## Goal
Write out the rows below word for word, from the first one through the line that contains "quote-icon[interactable]: ❞ xyxy=(15,539,32,556)".
╭─ Exercise inputs
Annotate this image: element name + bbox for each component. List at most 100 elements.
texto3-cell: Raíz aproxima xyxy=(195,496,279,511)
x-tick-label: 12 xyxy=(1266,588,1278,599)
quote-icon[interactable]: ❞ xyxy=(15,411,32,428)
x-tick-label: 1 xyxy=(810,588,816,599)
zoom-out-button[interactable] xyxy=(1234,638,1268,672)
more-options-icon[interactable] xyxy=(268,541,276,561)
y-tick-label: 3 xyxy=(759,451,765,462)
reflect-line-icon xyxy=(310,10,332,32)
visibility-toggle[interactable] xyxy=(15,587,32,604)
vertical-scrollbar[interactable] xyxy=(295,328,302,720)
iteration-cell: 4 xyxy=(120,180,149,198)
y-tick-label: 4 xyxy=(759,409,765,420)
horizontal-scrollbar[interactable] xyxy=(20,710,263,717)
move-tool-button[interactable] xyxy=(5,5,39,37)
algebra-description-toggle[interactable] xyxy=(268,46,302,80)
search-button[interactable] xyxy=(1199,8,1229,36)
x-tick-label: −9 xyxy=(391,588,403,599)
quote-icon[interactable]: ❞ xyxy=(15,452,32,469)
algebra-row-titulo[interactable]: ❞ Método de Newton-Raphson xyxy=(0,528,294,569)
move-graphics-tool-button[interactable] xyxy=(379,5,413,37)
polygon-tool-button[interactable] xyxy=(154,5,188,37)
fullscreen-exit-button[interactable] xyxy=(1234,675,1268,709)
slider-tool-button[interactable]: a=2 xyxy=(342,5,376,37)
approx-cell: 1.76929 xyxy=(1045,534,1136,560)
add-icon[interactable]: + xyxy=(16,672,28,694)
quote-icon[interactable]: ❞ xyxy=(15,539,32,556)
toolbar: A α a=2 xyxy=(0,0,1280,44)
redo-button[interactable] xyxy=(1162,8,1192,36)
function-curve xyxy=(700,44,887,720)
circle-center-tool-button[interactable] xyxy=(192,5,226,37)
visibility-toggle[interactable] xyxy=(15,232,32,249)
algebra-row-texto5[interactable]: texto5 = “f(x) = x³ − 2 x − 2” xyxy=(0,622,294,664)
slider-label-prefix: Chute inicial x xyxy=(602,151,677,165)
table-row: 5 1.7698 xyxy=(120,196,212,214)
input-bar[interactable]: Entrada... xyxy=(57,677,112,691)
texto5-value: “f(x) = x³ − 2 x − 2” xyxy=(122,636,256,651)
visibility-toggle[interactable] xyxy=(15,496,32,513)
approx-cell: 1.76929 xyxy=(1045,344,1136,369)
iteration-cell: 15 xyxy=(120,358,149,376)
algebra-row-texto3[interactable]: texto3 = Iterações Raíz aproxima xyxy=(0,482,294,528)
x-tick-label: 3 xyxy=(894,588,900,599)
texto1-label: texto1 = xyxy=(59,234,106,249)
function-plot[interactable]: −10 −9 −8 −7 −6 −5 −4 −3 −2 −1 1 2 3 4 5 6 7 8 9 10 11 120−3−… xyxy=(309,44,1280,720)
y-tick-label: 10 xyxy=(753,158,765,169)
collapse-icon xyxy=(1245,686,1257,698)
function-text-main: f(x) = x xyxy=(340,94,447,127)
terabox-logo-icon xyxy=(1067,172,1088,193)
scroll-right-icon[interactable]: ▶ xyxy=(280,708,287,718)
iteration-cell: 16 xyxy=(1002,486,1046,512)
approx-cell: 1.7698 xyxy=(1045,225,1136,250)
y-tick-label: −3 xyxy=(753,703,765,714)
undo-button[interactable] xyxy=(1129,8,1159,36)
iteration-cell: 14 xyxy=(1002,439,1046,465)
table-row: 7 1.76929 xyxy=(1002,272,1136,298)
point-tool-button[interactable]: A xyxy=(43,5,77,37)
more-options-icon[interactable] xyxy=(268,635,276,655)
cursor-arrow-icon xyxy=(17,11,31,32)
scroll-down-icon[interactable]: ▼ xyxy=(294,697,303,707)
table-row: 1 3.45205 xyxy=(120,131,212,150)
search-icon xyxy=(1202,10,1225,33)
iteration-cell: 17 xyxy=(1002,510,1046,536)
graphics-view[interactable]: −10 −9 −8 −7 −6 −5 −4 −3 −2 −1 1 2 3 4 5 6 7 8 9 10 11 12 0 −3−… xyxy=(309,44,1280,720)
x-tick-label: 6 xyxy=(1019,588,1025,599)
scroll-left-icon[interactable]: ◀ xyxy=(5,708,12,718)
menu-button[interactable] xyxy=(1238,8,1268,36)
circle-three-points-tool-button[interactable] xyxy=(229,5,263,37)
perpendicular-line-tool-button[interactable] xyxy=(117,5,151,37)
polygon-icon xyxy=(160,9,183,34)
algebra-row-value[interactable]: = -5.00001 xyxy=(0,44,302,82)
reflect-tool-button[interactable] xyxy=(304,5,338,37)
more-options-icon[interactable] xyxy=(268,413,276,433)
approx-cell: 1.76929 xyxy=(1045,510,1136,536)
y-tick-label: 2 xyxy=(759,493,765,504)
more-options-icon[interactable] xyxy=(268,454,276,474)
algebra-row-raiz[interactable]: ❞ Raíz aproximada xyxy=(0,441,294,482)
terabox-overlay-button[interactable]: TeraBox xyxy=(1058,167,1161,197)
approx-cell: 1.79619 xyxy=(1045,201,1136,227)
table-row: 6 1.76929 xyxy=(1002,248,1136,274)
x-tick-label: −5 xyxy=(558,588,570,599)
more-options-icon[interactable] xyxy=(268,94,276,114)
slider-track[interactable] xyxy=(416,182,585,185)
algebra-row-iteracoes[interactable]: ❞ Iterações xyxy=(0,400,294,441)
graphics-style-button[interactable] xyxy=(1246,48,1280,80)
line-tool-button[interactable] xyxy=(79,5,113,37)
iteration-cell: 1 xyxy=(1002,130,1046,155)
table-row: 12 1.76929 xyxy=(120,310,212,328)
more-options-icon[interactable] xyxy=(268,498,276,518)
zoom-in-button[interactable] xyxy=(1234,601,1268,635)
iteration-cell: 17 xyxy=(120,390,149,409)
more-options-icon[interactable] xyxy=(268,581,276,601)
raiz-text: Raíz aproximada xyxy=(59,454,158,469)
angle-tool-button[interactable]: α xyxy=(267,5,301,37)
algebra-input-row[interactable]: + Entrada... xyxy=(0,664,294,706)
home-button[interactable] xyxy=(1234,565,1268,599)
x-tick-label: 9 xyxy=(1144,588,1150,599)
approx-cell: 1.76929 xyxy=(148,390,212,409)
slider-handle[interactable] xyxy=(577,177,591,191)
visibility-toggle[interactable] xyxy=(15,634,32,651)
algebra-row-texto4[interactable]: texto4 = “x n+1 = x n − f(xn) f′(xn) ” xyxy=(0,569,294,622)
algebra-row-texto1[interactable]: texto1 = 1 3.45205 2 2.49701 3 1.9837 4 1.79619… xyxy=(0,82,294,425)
╰─
## Solution below
Annotate this image: element name + bbox for each component. List at most 100 elements.
texto3-cell: Raíz aproxima xyxy=(195,496,279,511)
x-tick-label: 12 xyxy=(1266,588,1278,599)
quote-icon[interactable]: ❞ xyxy=(15,411,32,428)
x-tick-label: 1 xyxy=(810,588,816,599)
zoom-out-button[interactable] xyxy=(1234,638,1268,672)
more-options-icon[interactable] xyxy=(268,541,276,561)
y-tick-label: 3 xyxy=(759,451,765,462)
reflect-line-icon xyxy=(310,10,332,32)
visibility-toggle[interactable] xyxy=(15,587,32,604)
vertical-scrollbar[interactable] xyxy=(295,328,302,720)
iteration-cell: 4 xyxy=(120,180,149,198)
y-tick-label: 4 xyxy=(759,409,765,420)
horizontal-scrollbar[interactable] xyxy=(20,710,263,717)
move-tool-button[interactable] xyxy=(5,5,39,37)
algebra-description-toggle[interactable] xyxy=(268,46,302,80)
search-button[interactable] xyxy=(1199,8,1229,36)
x-tick-label: −9 xyxy=(391,588,403,599)
quote-icon[interactable]: ❞ xyxy=(15,452,32,469)
algebra-row-titulo[interactable]: ❞ Método de Newton-Raphson xyxy=(0,528,294,569)
move-graphics-tool-button[interactable] xyxy=(379,5,413,37)
polygon-tool-button[interactable] xyxy=(154,5,188,37)
fullscreen-exit-button[interactable] xyxy=(1234,675,1268,709)
slider-tool-button[interactable]: a=2 xyxy=(342,5,376,37)
approx-cell: 1.76929 xyxy=(1045,534,1136,560)
add-icon[interactable]: + xyxy=(16,672,28,694)
quote-icon[interactable]: ❞ xyxy=(15,539,32,556)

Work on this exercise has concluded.